What to work on. Count the lines below that contain the word "MacDougall" and give only that number.

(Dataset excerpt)
-- START --
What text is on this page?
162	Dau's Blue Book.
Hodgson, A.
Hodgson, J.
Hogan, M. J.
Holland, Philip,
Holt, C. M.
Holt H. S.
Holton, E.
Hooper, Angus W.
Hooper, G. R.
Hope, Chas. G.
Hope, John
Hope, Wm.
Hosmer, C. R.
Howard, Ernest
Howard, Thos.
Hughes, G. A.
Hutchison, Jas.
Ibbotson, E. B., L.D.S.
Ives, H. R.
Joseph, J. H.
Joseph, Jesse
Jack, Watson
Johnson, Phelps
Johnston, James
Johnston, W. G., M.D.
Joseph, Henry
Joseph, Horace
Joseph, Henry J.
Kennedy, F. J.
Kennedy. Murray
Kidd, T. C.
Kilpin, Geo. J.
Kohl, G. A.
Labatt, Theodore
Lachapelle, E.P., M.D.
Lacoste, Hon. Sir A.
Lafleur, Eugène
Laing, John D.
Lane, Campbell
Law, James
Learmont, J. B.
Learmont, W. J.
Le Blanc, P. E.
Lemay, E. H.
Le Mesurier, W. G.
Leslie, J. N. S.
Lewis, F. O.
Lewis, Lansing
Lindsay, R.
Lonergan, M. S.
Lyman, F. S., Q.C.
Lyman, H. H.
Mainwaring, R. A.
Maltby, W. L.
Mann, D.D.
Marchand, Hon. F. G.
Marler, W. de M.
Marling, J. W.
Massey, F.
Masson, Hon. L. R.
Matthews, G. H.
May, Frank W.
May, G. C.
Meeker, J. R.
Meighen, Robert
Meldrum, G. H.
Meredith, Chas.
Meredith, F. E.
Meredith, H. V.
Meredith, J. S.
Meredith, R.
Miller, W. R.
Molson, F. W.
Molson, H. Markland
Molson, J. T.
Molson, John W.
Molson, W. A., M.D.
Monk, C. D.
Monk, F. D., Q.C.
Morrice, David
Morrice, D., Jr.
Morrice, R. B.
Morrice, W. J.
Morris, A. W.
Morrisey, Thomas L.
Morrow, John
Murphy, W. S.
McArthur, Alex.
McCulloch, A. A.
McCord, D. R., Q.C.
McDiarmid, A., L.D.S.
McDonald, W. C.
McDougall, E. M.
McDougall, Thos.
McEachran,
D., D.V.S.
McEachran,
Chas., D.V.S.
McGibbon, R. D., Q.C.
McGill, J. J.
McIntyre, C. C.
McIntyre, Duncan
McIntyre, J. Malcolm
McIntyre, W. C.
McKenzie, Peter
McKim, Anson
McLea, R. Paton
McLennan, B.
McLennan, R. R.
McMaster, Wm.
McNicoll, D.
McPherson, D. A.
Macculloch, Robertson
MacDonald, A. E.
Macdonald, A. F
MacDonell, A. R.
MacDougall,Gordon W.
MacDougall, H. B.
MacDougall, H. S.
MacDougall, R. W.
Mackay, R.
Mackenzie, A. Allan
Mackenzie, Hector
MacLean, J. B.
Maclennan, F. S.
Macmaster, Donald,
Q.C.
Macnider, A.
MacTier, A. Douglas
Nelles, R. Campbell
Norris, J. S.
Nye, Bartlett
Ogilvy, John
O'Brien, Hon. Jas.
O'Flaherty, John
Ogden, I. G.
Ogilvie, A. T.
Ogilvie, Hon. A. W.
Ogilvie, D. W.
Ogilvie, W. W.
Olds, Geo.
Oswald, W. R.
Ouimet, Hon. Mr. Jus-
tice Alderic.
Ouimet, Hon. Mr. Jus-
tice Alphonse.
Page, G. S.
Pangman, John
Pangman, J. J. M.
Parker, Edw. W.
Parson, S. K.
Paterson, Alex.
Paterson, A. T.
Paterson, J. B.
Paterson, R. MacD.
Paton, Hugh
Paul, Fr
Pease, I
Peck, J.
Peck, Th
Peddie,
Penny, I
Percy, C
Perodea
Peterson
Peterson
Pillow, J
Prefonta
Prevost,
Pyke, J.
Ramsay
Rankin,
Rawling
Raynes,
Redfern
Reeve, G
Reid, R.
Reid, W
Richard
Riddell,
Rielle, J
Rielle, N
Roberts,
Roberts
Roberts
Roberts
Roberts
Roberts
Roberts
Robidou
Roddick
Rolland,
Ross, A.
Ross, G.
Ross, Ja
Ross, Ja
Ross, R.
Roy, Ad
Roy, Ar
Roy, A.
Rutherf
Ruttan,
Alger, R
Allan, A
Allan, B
-- END --
Response to the exercise. 4